**Objective**
Copy out, unchanged, every line of the material from its first line through the line that contains "precip-deficit-area <box>364 1129", including both of those lines.

**Data**
================
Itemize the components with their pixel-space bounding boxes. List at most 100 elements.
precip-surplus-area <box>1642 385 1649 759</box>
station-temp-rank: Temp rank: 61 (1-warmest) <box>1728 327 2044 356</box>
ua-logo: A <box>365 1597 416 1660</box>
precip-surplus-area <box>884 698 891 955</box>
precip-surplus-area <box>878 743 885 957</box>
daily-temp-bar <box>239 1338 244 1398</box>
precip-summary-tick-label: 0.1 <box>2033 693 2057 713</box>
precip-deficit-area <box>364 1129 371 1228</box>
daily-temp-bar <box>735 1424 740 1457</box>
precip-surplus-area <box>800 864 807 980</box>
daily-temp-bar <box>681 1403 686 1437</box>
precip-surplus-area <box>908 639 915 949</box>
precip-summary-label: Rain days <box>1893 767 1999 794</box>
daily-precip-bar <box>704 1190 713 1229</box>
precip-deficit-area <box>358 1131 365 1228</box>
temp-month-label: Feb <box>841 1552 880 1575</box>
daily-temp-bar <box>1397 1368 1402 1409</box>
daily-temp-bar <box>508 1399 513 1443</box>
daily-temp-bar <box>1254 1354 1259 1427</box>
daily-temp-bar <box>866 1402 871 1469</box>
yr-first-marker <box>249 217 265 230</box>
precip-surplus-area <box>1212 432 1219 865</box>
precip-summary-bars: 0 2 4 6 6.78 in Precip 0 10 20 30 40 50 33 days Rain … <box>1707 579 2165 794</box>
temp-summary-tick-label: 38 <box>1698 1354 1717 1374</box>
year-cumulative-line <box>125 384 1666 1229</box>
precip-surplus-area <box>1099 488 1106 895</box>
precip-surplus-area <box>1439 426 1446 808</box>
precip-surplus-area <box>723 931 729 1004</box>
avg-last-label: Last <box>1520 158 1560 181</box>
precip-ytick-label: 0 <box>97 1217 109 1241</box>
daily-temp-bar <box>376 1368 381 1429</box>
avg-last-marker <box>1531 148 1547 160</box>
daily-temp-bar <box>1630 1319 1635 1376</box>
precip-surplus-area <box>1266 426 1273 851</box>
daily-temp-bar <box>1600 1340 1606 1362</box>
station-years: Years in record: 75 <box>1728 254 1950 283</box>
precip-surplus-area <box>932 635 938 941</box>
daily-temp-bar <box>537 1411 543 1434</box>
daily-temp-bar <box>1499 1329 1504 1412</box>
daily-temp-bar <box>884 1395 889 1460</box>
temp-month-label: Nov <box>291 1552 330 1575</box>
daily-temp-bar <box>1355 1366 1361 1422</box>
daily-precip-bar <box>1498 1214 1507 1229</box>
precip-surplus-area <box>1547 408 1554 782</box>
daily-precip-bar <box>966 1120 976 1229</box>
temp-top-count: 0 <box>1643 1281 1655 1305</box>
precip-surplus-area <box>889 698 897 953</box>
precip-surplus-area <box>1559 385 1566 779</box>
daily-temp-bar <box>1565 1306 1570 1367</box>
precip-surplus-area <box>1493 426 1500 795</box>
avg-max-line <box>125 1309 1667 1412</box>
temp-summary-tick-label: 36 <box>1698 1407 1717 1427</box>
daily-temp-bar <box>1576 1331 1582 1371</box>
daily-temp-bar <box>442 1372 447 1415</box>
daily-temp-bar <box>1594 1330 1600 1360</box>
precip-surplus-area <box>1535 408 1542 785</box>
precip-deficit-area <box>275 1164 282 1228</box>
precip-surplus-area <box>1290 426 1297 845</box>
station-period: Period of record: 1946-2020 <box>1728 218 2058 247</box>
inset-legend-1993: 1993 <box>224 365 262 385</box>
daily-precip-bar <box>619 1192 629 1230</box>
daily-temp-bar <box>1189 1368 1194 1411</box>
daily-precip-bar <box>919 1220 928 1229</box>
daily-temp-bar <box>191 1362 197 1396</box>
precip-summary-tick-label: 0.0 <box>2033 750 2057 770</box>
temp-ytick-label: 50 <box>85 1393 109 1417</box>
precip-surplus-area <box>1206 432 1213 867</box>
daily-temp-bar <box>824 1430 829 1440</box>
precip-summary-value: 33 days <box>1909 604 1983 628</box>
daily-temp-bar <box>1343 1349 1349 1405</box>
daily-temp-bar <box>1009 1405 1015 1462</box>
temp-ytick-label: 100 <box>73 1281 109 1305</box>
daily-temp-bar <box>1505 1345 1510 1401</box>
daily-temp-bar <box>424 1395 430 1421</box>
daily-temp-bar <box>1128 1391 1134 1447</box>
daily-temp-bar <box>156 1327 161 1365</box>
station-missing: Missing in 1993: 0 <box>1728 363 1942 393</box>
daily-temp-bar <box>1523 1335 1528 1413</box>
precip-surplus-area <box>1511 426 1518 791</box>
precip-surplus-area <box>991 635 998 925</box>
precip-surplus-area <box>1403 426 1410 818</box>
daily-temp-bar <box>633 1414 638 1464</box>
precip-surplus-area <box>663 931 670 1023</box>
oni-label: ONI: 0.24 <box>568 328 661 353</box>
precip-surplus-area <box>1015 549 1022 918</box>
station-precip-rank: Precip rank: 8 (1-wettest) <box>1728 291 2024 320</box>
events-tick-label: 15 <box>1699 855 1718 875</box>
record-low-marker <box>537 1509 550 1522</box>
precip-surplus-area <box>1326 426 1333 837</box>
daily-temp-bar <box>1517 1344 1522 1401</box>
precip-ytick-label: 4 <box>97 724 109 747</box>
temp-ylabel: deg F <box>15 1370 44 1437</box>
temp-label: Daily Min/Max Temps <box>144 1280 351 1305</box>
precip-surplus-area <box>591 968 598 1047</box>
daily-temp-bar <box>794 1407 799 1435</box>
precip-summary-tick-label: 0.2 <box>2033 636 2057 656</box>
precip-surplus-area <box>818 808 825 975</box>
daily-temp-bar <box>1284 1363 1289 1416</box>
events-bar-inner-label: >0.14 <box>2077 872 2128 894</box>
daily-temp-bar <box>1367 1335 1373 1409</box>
================
**Written reply**
Itemize the components with their pixel-space bounding boxes. List at most 100 elements.
precip-surplus-area <box>1642 385 1649 759</box>
station-temp-rank: Temp rank: 61 (1-warmest) <box>1728 327 2044 356</box>
ua-logo: A <box>365 1597 416 1660</box>
precip-surplus-area <box>884 698 891 955</box>
precip-surplus-area <box>878 743 885 957</box>
daily-temp-bar <box>239 1338 244 1398</box>
precip-summary-tick-label: 0.1 <box>2033 693 2057 713</box>
precip-deficit-area <box>364 1129 371 1228</box>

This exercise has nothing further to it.